═══ Exercise input ═══
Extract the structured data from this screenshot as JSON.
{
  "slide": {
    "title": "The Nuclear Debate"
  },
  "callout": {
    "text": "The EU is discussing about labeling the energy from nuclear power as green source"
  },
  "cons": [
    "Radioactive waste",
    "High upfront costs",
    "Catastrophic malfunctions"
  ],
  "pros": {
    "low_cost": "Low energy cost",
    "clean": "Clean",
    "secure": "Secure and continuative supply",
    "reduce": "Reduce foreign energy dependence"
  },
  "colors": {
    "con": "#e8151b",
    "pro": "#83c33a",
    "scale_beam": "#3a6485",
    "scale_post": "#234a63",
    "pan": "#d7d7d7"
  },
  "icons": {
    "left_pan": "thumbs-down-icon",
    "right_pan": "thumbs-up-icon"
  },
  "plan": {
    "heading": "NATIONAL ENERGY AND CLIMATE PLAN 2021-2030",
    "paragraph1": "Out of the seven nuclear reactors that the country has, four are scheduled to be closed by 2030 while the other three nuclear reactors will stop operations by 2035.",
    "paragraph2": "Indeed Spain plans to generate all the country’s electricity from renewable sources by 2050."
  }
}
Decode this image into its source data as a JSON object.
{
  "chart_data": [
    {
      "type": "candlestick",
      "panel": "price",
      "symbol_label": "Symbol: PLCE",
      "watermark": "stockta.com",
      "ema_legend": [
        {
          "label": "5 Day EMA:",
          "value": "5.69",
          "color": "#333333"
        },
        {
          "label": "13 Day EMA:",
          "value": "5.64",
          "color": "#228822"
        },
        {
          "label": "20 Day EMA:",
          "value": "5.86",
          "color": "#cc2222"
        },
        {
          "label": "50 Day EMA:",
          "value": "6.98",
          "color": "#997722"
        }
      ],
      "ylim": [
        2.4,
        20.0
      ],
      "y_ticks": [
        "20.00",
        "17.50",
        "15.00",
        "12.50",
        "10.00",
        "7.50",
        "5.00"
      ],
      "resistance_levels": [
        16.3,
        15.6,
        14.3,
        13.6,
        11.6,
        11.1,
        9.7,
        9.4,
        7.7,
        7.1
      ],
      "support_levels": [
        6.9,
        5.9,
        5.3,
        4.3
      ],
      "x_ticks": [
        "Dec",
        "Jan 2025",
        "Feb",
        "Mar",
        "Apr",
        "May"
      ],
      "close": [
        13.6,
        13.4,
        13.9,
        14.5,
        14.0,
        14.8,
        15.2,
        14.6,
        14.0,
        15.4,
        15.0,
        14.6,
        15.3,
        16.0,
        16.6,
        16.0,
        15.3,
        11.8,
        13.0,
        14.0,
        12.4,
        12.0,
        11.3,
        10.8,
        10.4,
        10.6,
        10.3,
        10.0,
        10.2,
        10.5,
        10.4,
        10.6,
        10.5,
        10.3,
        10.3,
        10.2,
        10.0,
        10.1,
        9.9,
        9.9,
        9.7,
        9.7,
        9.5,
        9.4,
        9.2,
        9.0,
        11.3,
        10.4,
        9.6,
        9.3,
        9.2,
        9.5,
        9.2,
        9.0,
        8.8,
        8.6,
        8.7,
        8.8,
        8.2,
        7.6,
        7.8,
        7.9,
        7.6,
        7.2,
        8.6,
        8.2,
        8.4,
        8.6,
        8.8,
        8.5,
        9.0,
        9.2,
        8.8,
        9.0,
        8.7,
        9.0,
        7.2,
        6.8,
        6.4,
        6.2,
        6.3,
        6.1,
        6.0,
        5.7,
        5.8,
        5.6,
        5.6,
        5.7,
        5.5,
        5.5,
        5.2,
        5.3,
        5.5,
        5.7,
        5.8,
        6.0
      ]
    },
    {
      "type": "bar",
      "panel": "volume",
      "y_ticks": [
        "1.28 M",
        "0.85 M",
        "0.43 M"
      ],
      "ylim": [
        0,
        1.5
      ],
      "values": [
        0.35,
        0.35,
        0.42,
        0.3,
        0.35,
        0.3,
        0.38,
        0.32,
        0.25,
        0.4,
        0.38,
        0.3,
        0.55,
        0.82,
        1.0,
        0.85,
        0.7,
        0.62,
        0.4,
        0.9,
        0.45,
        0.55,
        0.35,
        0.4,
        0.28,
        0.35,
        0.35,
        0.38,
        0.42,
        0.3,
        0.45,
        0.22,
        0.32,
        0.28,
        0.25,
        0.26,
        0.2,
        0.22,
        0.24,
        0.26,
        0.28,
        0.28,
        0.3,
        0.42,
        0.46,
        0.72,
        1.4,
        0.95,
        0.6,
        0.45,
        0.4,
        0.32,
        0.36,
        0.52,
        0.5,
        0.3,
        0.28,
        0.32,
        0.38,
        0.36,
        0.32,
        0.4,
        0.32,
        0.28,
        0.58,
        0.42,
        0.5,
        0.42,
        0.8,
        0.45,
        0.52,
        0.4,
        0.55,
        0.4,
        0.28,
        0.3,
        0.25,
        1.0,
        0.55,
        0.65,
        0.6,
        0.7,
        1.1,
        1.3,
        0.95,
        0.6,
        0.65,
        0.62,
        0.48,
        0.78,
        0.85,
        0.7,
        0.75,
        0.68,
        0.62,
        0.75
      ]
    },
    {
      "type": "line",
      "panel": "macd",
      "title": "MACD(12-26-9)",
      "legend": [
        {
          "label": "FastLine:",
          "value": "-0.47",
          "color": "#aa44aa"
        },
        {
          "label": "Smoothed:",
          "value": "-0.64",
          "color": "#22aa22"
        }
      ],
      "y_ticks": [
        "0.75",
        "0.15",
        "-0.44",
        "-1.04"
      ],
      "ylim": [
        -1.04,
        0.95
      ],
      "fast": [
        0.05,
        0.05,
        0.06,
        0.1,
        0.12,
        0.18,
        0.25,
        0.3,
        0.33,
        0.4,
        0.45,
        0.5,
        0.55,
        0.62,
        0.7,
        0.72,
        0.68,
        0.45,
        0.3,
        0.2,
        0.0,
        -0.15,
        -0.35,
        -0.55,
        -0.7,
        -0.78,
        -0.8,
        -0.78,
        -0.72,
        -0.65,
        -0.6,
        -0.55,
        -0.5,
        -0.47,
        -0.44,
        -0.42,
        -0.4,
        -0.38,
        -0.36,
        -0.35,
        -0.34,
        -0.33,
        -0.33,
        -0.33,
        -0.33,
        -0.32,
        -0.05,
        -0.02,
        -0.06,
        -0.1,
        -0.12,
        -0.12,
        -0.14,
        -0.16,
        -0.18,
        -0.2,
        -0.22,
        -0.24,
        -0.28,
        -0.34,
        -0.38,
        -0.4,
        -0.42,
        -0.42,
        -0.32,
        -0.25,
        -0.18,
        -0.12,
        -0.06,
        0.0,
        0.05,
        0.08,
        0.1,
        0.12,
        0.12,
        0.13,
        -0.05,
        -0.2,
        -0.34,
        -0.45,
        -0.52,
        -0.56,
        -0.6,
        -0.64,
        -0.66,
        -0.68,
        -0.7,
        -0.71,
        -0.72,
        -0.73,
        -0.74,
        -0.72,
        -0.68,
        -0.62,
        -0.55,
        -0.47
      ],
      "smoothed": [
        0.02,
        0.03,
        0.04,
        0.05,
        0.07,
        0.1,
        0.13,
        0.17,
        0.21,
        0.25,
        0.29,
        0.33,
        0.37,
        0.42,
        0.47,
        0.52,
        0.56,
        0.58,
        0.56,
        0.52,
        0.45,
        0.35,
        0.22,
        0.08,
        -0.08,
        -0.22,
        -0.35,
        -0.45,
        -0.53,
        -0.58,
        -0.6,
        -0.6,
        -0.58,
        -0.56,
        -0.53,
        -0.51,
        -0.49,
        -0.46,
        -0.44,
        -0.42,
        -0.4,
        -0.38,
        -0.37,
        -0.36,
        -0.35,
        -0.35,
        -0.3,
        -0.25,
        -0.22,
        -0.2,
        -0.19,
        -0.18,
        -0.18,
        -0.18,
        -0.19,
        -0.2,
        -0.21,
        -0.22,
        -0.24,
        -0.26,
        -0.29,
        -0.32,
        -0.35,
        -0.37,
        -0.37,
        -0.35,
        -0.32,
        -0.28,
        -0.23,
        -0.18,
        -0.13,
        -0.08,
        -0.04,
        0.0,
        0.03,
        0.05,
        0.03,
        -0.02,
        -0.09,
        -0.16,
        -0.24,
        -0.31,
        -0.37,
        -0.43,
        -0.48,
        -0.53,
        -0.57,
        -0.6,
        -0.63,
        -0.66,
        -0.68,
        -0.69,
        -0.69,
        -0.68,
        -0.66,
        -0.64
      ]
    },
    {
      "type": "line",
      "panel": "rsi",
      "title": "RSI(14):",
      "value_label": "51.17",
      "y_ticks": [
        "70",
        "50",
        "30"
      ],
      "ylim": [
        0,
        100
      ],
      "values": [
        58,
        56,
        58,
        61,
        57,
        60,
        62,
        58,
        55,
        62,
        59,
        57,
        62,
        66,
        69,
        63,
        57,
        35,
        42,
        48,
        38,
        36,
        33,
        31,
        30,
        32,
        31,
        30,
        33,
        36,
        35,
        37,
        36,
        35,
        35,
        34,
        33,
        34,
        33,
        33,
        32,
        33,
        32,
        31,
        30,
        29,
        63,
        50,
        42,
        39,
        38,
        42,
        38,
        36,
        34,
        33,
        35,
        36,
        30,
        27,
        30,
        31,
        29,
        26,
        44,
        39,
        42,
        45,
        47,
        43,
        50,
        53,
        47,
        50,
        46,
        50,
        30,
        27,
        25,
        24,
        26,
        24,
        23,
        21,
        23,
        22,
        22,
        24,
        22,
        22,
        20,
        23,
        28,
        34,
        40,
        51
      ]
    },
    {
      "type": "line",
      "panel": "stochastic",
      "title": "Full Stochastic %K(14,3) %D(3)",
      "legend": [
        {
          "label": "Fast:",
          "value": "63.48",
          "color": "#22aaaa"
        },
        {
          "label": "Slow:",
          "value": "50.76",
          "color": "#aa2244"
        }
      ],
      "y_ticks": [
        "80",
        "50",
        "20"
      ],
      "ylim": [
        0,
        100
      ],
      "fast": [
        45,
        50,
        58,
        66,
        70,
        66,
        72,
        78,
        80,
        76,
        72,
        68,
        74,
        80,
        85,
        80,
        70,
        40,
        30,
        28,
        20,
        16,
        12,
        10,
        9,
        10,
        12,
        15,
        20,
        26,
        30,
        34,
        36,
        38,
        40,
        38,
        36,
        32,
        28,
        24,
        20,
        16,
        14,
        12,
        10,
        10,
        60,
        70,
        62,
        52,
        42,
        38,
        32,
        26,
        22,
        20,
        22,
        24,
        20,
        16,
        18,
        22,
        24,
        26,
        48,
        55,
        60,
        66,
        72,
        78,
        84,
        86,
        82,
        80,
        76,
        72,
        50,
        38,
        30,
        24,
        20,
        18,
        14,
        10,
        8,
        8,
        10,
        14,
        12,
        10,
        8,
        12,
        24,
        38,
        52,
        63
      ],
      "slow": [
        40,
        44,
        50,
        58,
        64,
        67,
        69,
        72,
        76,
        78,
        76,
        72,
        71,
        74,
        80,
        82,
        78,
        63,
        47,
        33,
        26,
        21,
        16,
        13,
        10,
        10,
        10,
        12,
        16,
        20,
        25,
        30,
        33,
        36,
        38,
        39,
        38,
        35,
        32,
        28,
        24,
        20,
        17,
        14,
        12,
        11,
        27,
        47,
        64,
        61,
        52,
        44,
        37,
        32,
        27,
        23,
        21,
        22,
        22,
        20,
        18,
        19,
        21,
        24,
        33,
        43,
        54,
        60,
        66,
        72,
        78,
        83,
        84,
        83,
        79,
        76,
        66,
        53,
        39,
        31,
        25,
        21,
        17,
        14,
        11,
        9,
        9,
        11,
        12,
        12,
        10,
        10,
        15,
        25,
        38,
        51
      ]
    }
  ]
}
═══
What the task asks: Pick out each line containing the string "JSON" and copy it.

Answer to the exercise:
Extract the structured data from this screenshot as JSON.
Decode this image into its source data as a JSON object.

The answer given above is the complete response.